**What to do**
Counting only lines that hold "from", give the total and nothing more.

╭─ Provided data

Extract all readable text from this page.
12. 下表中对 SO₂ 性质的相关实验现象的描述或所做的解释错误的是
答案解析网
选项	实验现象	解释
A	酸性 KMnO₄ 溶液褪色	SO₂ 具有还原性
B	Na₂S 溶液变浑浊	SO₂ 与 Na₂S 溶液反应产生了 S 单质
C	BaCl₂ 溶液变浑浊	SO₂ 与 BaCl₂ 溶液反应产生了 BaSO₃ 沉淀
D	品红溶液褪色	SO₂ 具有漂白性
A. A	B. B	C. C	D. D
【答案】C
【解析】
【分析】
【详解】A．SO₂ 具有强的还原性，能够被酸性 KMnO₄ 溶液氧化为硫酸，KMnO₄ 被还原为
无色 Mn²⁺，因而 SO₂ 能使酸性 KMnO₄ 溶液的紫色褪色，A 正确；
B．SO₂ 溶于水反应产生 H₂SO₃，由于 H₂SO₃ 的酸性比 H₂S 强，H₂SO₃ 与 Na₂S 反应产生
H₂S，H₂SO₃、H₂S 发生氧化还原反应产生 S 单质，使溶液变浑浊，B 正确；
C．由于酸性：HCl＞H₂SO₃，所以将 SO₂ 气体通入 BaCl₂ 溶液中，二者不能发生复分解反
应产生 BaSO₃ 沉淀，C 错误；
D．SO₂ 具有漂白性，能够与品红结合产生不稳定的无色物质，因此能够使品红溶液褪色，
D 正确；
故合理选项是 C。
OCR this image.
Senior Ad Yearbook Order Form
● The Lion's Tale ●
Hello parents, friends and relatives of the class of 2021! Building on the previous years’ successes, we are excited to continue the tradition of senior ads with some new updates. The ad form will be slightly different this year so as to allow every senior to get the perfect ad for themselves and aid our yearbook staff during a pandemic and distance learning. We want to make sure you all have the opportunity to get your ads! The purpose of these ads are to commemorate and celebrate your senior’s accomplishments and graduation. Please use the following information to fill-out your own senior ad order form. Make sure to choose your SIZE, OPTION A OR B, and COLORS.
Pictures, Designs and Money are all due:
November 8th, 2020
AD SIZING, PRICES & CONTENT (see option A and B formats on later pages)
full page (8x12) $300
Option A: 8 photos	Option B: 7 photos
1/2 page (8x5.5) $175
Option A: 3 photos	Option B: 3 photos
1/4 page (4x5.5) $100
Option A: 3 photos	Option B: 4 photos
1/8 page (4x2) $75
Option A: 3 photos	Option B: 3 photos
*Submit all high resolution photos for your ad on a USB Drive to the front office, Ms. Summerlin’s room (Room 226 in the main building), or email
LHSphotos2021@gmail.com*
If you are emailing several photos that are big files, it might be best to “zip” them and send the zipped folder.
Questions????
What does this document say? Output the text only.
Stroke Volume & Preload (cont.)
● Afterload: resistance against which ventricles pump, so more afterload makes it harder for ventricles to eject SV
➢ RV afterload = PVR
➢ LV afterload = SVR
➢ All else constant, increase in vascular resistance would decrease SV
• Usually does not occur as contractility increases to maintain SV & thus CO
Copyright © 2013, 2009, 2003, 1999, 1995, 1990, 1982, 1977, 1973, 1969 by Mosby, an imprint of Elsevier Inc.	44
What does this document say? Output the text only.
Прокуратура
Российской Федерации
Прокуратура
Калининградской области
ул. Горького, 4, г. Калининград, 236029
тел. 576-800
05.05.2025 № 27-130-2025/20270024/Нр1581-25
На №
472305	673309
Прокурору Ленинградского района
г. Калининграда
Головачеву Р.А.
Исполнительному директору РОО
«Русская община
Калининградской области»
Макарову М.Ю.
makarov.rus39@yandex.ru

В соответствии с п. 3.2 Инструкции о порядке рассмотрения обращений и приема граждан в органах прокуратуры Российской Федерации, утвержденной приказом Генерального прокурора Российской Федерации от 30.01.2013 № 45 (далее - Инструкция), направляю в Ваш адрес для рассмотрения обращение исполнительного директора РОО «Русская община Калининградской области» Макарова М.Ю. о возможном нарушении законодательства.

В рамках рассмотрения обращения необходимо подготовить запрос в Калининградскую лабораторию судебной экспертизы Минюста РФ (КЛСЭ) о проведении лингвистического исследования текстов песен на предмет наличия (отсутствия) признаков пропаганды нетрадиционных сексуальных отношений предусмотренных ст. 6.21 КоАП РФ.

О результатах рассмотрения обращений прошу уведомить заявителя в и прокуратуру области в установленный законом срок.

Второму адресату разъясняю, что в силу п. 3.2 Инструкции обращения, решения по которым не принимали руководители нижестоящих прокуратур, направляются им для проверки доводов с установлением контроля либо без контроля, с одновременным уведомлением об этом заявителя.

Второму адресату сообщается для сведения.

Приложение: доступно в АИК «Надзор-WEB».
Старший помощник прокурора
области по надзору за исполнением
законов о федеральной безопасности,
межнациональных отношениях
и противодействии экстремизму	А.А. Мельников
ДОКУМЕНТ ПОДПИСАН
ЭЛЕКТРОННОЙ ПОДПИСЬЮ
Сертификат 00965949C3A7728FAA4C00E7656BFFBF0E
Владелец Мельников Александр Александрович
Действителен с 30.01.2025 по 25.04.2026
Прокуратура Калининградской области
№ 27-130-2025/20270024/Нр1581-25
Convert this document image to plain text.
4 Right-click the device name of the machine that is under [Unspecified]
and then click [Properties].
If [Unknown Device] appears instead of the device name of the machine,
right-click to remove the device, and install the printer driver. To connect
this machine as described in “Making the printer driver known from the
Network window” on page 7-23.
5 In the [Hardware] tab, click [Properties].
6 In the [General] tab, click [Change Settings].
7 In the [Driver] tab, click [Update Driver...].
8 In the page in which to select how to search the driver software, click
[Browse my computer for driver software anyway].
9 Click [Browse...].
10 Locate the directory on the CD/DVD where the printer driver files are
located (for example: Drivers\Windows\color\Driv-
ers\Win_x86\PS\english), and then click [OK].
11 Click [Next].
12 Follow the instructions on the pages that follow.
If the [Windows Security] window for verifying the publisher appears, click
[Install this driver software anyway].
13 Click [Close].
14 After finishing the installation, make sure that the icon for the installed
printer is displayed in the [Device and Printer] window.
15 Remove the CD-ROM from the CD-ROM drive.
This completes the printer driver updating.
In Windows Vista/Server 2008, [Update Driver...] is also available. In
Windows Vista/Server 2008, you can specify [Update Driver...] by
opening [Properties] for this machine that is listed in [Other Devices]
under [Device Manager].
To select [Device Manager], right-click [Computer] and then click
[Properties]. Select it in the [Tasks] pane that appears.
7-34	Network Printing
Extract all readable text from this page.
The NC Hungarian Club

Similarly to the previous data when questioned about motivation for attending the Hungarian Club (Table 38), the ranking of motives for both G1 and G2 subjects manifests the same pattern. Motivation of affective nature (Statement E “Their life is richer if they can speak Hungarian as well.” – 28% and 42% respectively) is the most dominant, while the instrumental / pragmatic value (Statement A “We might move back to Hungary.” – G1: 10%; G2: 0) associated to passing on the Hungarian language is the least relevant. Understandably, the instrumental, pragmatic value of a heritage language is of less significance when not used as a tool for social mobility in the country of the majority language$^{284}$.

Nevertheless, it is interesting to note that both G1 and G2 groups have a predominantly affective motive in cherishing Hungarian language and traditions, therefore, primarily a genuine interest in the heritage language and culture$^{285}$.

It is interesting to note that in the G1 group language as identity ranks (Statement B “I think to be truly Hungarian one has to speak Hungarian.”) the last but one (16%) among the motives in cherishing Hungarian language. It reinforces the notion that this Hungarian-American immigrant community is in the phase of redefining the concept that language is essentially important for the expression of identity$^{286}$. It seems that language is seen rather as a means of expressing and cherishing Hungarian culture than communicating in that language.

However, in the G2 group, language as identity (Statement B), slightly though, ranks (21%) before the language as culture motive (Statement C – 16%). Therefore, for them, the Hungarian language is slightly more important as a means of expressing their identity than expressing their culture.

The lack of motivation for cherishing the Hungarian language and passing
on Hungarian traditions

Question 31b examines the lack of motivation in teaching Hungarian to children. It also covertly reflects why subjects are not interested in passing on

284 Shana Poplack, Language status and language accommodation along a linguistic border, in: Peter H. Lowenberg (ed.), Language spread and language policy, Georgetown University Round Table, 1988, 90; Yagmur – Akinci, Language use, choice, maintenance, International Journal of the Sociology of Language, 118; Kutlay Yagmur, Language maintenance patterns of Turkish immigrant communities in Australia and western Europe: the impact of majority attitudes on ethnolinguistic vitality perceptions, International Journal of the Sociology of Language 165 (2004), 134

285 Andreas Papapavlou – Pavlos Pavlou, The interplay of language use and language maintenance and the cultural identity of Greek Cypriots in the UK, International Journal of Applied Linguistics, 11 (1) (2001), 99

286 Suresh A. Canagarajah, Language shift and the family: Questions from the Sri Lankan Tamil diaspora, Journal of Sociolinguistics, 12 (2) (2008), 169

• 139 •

╰─

**Reply**
5